Please transcribe the data that follows without the pictures, keeping every word the same.

(Collected data entries)
========
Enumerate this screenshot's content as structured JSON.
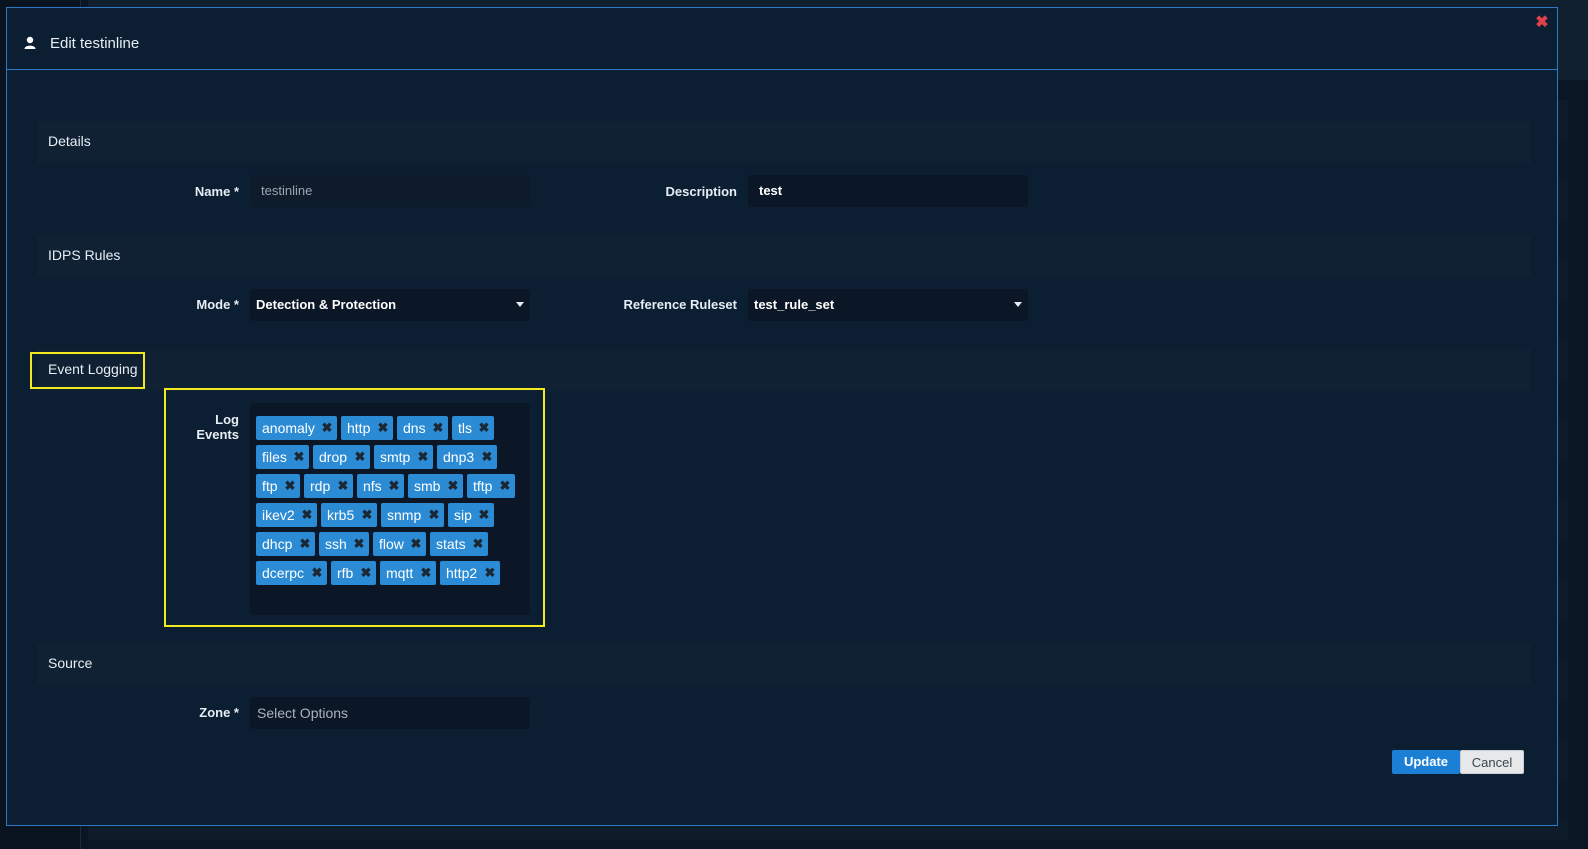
{
  "modal": {
    "title": "Edit testinline",
    "user_icon": "user-icon",
    "close_icon": "close-icon"
  },
  "details": {
    "section_title": "Details",
    "name_label": "Name *",
    "name_value": "testinline",
    "description_label": "Description",
    "description_value": "test"
  },
  "idps_rules": {
    "section_title": "IDPS Rules",
    "mode_label": "Mode *",
    "mode_value": "Detection & Protection",
    "ruleset_label": "Reference Ruleset",
    "ruleset_value": "test_rule_set"
  },
  "event_logging": {
    "section_title": "Event Logging",
    "log_events_label": "Log Events",
    "tags": [
      "anomaly",
      "http",
      "dns",
      "tls",
      "files",
      "drop",
      "smtp",
      "dnp3",
      "ftp",
      "rdp",
      "nfs",
      "smb",
      "tftp",
      "ikev2",
      "krb5",
      "snmp",
      "sip",
      "dhcp",
      "ssh",
      "flow",
      "stats",
      "dcerpc",
      "rfb",
      "mqtt",
      "http2"
    ]
  },
  "source": {
    "section_title": "Source",
    "zone_label": "Zone *",
    "zone_placeholder": "Select Options"
  },
  "footer": {
    "update_label": "Update",
    "cancel_label": "Cancel"
  },
  "colors": {
    "accent": "#2f79c2",
    "tag": "#2b8bd4",
    "highlight": "#f2ea1e",
    "primary_button": "#1b7fd6"
  }
}
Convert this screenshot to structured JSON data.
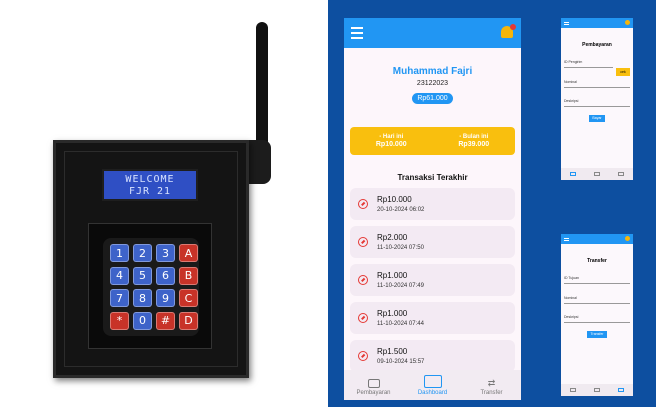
========
* Worked solution:
Enumerate this screenshot's content as structured JSON.
{
  "modal": {
    "title": "Edit testinline",
    "user_icon": "user-icon",
    "close_icon": "close-icon"
  },
  "details": {
    "section_title": "Details",
    "name_label": "Name *",
    "name_value": "testinline",
    "description_label": "Description",
    "description_value": "test"
  },
  "idps_rules": {
    "section_title": "IDPS Rules",
    "mode_label": "Mode *",
    "mode_value": "Detection & Protection",
    "ruleset_label": "Reference Ruleset",
    "ruleset_value": "test_rule_set"
  },
  "event_logging": {
    "section_title": "Event Logging",
    "log_events_label": "Log Events",
    "tags": [
      "anomaly",
      "http",
      "dns",
      "tls",
      "files",
      "drop",
      "smtp",
      "dnp3",
      "ftp",
      "rdp",
      "nfs",
      "smb",
      "tftp",
      "ikev2",
      "krb5",
      "snmp",
      "sip",
      "dhcp",
      "ssh",
      "flow",
      "stats",
      "dcerpc",
      "rfb",
      "mqtt",
      "http2"
    ]
  },
  "source": {
    "section_title": "Source",
    "zone_label": "Zone *",
    "zone_placeholder": "Select Options"
  },
  "footer": {
    "update_label": "Update",
    "cancel_label": "Cancel"
  },
  "colors": {
    "accent": "#2f79c2",
    "tag": "#2b8bd4",
    "highlight": "#f2ea1e",
    "primary_button": "#1b7fd6"
  }
}
Convert this screenshot to structured JSON data.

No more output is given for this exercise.